▶ _Work to do_
Report only the number of lines in this material that include the string "expected".

──────────

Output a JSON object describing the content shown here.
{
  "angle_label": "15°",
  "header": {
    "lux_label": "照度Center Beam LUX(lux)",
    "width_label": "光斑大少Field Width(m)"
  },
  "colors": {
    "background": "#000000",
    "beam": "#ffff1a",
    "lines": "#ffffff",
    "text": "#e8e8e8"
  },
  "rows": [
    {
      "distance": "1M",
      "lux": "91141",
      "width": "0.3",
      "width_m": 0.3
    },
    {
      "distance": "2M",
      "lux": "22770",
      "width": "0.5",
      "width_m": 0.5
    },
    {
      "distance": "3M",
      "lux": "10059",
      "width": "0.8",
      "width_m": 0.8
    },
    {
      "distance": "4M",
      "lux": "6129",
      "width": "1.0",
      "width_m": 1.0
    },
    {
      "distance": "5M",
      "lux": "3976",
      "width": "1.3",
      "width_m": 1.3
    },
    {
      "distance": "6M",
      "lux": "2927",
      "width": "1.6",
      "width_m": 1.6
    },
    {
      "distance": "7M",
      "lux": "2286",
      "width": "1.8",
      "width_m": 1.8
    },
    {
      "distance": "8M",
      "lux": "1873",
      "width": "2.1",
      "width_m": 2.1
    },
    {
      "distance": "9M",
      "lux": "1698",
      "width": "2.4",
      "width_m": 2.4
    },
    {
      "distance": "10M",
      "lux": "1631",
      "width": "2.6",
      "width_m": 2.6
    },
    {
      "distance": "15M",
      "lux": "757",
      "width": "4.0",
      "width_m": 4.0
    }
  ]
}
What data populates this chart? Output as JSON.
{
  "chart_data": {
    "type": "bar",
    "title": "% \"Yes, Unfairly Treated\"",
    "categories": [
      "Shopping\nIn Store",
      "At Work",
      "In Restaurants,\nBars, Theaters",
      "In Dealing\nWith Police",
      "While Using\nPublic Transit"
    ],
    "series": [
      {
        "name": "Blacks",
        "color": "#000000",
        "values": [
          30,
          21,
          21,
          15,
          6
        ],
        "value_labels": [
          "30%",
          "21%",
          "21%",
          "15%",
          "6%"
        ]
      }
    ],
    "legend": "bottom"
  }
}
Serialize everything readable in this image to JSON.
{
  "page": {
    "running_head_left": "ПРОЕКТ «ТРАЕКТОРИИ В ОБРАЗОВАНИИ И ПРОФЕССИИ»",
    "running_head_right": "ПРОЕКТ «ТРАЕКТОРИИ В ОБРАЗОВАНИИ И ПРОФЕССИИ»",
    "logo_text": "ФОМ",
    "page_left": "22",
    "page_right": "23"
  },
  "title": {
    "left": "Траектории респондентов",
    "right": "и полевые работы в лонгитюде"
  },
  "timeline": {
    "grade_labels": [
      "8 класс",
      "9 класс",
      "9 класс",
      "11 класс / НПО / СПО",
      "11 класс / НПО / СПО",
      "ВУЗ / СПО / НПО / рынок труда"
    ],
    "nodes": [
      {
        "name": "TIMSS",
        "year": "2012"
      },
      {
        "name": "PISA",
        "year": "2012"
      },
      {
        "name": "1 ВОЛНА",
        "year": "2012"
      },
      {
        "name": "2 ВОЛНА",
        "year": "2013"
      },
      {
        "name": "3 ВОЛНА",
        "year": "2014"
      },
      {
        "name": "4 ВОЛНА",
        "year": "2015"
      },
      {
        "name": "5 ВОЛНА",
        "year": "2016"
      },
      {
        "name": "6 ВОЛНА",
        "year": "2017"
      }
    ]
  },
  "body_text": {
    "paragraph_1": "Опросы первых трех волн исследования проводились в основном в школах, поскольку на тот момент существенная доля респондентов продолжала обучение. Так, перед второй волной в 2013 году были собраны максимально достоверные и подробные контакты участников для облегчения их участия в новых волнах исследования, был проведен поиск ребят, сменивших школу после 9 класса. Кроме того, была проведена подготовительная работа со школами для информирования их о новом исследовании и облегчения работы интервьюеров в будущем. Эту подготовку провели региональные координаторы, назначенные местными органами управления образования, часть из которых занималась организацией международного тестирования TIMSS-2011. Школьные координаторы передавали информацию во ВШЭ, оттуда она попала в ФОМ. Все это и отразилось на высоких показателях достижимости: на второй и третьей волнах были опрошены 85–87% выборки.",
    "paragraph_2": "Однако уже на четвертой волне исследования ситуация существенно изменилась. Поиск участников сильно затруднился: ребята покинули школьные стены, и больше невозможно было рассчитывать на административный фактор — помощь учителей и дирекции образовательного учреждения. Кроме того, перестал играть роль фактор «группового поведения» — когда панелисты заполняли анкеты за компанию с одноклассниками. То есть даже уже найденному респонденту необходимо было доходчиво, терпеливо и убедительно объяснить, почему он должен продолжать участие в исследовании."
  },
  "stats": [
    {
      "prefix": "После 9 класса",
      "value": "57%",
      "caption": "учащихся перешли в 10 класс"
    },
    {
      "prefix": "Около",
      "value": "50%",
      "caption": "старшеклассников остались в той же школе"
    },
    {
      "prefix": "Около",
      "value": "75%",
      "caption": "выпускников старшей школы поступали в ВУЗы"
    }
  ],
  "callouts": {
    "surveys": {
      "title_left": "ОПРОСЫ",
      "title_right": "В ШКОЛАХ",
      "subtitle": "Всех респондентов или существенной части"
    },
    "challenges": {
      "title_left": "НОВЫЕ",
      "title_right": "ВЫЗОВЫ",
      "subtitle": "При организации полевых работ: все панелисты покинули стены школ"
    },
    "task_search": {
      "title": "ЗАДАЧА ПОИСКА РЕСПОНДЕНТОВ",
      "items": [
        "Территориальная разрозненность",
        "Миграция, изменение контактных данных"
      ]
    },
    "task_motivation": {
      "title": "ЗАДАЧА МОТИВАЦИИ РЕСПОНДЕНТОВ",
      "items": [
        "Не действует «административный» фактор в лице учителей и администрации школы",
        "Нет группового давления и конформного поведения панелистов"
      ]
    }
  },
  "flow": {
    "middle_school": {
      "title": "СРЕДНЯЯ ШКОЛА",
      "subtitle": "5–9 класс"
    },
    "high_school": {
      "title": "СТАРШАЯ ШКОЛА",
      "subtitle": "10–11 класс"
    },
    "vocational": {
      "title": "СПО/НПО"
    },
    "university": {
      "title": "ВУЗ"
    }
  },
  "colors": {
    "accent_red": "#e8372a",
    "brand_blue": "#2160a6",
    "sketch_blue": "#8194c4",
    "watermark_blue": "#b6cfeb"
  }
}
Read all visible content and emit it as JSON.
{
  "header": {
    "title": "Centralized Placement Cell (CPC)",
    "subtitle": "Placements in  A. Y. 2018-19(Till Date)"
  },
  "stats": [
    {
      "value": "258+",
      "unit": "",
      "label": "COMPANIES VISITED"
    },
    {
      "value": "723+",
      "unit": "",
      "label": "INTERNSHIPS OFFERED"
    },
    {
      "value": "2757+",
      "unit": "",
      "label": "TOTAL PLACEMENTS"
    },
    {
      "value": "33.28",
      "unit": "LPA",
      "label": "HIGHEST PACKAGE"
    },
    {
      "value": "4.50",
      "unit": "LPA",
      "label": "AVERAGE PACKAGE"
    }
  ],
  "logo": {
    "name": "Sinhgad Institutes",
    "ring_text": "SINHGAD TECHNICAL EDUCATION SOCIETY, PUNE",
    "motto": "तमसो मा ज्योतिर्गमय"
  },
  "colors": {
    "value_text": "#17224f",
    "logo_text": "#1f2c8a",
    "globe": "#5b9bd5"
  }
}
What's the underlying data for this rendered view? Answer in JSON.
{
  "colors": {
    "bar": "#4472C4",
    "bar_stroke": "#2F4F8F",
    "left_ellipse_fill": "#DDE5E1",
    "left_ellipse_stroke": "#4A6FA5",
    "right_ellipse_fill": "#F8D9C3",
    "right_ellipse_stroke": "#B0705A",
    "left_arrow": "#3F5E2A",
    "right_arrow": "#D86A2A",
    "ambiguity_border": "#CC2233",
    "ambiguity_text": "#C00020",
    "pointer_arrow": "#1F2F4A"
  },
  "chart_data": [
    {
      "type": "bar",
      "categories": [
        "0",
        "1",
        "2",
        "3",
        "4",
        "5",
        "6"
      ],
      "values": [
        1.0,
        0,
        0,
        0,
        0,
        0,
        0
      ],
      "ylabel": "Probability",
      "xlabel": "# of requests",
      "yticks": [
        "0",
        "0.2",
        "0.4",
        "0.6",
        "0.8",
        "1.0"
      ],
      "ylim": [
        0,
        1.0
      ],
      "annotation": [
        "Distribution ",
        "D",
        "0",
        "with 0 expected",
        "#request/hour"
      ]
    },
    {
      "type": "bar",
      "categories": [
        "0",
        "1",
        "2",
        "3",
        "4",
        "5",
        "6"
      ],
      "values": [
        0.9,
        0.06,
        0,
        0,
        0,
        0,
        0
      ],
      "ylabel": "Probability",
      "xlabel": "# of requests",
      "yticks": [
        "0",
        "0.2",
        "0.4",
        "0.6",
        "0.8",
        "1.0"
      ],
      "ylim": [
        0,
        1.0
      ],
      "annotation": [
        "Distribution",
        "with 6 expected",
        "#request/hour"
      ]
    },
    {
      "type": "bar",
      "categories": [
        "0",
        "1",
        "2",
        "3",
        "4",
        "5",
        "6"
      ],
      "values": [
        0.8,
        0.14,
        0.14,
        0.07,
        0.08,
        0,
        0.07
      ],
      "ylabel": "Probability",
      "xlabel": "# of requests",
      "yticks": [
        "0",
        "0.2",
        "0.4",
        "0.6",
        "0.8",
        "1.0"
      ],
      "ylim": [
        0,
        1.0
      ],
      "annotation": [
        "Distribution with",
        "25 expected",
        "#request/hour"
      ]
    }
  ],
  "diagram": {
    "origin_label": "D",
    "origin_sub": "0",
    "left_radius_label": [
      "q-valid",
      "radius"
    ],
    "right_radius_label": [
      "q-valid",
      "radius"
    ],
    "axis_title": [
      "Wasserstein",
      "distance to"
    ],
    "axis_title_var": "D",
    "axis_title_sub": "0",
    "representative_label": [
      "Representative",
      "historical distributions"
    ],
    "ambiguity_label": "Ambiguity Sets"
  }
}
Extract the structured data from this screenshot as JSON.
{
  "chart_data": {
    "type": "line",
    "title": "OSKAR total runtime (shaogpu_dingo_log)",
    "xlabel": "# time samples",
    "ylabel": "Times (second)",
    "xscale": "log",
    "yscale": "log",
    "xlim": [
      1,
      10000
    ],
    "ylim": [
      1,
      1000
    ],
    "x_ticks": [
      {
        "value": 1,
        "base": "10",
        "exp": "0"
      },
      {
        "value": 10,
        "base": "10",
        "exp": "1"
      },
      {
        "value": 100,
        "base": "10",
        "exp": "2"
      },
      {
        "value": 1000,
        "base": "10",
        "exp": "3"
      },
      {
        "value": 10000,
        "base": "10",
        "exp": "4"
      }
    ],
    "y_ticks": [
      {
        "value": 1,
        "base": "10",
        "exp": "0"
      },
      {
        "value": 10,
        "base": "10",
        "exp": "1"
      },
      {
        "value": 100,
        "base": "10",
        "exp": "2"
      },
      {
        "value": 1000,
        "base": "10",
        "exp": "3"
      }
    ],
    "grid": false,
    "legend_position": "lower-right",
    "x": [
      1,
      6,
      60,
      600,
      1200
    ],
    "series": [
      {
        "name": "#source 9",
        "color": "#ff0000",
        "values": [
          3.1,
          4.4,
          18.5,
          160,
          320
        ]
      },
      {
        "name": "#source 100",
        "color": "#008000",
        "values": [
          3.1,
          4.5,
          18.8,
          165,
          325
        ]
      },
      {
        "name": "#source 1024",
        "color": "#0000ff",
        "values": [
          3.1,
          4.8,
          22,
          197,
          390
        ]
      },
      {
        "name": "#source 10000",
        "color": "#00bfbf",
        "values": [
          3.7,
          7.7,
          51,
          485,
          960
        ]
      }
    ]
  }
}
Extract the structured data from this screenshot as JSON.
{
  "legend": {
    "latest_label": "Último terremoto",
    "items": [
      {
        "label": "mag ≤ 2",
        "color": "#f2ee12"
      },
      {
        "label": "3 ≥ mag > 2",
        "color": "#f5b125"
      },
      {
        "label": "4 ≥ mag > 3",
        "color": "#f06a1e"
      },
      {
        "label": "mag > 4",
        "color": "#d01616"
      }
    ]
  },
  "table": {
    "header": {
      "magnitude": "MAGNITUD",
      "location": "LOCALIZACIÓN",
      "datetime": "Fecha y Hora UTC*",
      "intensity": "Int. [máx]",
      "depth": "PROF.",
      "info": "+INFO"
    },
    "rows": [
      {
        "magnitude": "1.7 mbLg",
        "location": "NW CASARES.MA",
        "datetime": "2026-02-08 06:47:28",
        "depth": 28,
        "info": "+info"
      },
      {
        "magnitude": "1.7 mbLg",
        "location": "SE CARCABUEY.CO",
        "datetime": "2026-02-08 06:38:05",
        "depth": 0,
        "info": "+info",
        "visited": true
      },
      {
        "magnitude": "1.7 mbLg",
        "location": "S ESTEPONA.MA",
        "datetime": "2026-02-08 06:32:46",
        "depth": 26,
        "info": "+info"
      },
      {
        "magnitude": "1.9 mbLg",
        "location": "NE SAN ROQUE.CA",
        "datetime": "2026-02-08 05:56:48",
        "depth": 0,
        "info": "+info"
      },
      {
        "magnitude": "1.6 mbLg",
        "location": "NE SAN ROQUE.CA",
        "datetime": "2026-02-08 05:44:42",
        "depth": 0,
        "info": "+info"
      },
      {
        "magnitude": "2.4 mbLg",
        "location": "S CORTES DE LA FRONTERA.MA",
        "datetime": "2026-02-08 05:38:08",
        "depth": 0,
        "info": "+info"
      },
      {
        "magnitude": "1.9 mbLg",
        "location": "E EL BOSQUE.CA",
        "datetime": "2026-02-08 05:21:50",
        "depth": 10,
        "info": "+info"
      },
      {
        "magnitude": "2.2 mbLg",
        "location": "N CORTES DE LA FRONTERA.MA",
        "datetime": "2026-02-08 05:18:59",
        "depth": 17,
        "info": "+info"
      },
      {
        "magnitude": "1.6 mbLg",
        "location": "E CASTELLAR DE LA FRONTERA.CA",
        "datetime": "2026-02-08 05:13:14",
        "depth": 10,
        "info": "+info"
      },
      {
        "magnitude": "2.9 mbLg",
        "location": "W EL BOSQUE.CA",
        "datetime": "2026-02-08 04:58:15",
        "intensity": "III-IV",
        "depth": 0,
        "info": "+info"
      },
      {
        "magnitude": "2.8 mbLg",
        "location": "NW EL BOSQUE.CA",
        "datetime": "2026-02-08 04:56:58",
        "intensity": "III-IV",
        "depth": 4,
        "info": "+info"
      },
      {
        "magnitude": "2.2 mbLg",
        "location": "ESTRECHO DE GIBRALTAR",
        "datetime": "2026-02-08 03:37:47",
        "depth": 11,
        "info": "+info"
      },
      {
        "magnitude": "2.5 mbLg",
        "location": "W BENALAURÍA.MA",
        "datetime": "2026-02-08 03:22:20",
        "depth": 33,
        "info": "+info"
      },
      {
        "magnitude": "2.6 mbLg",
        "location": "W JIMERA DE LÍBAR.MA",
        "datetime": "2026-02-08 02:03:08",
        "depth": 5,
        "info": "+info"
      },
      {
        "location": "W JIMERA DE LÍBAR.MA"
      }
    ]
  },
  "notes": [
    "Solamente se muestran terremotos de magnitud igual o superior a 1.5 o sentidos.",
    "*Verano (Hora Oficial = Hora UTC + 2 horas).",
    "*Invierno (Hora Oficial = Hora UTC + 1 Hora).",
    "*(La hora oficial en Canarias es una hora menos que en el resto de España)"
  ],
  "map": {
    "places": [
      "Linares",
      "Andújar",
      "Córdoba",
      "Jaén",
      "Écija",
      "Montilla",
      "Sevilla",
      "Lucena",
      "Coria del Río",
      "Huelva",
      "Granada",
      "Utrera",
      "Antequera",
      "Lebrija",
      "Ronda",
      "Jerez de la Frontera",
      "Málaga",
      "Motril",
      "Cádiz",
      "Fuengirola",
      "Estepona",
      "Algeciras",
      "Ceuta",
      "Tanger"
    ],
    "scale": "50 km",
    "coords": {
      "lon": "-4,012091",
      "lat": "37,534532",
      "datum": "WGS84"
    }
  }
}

──────────

▶ _Full output_
3